_DESCRIPTION OF THE TASK_
State the number of lines that contain "Commission", with no other text.
====== EXERCISE INPUT
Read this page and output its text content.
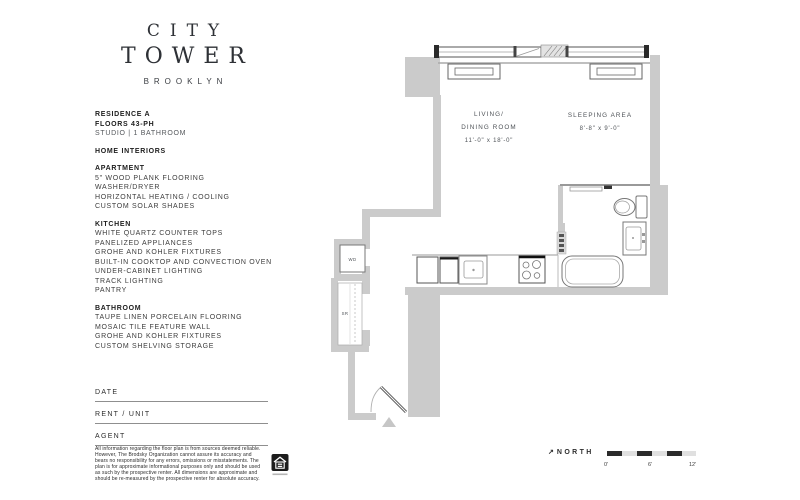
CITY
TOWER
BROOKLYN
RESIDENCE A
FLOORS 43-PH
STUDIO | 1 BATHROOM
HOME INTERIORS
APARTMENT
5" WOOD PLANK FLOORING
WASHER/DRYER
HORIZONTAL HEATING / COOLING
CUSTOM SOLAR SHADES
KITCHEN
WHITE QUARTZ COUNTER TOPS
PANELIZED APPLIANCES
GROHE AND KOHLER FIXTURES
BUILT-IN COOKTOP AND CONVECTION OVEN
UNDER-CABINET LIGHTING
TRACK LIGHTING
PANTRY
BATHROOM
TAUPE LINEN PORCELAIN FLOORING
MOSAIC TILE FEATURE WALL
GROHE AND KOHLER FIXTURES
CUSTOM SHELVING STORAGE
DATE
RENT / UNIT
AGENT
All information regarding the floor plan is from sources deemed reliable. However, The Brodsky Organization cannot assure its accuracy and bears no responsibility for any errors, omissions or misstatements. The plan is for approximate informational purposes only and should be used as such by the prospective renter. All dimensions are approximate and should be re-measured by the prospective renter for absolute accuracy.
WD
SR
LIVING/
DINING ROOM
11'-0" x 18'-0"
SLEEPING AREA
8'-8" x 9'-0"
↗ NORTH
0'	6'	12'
============
====== EXERCISE INPUT
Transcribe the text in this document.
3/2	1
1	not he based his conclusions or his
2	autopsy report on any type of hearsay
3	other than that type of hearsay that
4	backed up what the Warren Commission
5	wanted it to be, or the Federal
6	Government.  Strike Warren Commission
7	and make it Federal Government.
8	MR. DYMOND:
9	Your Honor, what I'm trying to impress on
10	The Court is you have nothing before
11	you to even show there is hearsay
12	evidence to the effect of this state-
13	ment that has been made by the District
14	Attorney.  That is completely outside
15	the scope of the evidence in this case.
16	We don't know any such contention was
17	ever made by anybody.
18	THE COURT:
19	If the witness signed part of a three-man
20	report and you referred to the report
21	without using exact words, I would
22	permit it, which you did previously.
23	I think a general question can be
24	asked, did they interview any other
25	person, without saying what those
============
_RESULT_
2